◆ **Requirement**:
All the data should come back exactly as it was given.

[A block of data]
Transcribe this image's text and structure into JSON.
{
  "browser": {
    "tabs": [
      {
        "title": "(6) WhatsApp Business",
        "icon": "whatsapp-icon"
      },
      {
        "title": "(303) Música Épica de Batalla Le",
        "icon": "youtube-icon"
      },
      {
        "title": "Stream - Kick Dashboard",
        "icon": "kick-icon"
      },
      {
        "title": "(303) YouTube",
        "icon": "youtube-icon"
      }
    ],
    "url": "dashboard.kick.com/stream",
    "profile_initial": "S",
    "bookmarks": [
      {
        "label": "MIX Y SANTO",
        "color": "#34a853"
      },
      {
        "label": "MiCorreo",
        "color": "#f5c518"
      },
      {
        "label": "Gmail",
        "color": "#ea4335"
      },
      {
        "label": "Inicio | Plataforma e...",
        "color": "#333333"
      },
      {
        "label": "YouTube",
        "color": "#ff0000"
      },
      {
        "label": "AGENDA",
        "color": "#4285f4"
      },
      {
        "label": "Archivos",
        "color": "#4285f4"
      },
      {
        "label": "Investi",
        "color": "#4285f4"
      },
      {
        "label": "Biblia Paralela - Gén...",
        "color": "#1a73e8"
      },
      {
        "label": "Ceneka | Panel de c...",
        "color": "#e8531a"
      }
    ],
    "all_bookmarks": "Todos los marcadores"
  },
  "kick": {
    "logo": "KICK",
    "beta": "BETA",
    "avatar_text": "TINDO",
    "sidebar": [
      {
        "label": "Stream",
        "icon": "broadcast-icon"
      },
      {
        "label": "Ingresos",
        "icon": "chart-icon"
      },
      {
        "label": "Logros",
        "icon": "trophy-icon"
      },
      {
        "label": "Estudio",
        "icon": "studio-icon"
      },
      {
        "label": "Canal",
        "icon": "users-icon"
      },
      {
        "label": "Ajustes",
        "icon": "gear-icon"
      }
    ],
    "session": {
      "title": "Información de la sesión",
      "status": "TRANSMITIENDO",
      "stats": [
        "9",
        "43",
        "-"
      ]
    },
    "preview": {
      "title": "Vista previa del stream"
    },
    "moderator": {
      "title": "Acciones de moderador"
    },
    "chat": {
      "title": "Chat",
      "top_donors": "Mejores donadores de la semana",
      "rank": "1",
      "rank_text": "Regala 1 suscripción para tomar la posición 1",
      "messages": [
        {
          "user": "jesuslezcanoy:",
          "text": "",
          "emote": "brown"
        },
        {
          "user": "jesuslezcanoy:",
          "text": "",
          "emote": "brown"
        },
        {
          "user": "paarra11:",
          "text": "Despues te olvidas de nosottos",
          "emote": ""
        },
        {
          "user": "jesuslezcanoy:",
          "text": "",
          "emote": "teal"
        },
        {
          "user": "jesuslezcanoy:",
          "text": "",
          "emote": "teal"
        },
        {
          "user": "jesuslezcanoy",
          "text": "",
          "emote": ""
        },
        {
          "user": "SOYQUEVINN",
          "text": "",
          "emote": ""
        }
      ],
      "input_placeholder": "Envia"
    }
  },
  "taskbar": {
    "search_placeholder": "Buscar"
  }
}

◆ **Written reply**:
Transcribe this image's text and structure into JSON.
{
  "browser": {
    "tabs": [
      {
        "title": "(6) WhatsApp Business",
        "icon": "whatsapp-icon"
      },
      {
        "title": "(303) Música Épica de Batalla Le",
        "icon": "youtube-icon"
      },
      {
        "title": "Stream - Kick Dashboard",
        "icon": "kick-icon"
      },
      {
        "title": "(303) YouTube",
        "icon": "youtube-icon"
      }
    ],
    "url": "dashboard.kick.com/stream",
    "profile_initial": "S",
    "bookmarks": [
      {
        "label": "MIX Y SANTO",
        "color": "#34a853"
      },
      {
        "label": "MiCorreo",
        "color": "#f5c518"
      },
      {
        "label": "Gmail",
        "color": "#ea4335"
      },
      {
        "label": "Inicio | Plataforma e...",
        "color": "#333333"
      },
      {
        "label": "YouTube",
        "color": "#ff0000"
      },
      {
        "label": "AGENDA",
        "color": "#4285f4"
      },
      {
        "label": "Archivos",
        "color": "#4285f4"
      },
      {
        "label": "Investi",
        "color": "#4285f4"
      },
      {
        "label": "Biblia Paralela - Gén...",
        "color": "#1a73e8"
      },
      {
        "label": "Ceneka | Panel de c...",
        "color": "#e8531a"
      }
    ],
    "all_bookmarks": "Todos los marcadores"
  },
  "kick": {
    "logo": "KICK",
    "beta": "BETA",
    "avatar_text": "TINDO",
    "sidebar": [
      {
        "label": "Stream",
        "icon": "broadcast-icon"
      },
      {
        "label": "Ingresos",
        "icon": "chart-icon"
      },
      {
        "label": "Logros",
        "icon": "trophy-icon"
      },
      {
        "label": "Estudio",
        "icon": "studio-icon"
      },
      {
        "label": "Canal",
        "icon": "users-icon"
      },
      {
        "label": "Ajustes",
        "icon": "gear-icon"
      }
    ],
    "session": {
      "title": "Información de la sesión",
      "status": "TRANSMITIENDO",
      "stats": [
        "9",
        "43",
        "-"
      ]
    },
    "preview": {
      "title": "Vista previa del stream"
    },
    "moderator": {
      "title": "Acciones de moderador"
    },
    "chat": {
      "title": "Chat",
      "top_donors": "Mejores donadores de la semana",
      "rank": "1",
      "rank_text": "Regala 1 suscripción para tomar la posición 1",
      "messages": [
        {
          "user": "jesuslezcanoy:",
          "text": "",
          "emote": "brown"
        },
        {
          "user": "jesuslezcanoy:",
          "text": "",
          "emote": "brown"
        },
        {
          "user": "paarra11:",
          "text": "Despues te olvidas de nosottos",
          "emote": ""
        },
        {
          "user": "jesuslezcanoy:",
          "text": "",
          "emote": "teal"
        },
        {
          "user": "jesuslezcanoy:",
          "text": "",
          "emote": "teal"
        },
        {
          "user": "jesuslezcanoy",
          "text": "",
          "emote": ""
        },
        {
          "user": "SOYQUEVINN",
          "text": "",
          "emote": ""
        }
      ],
      "input_placeholder": "Envia"
    }
  },
  "taskbar": {
    "search_placeholder": "Buscar"
  }
}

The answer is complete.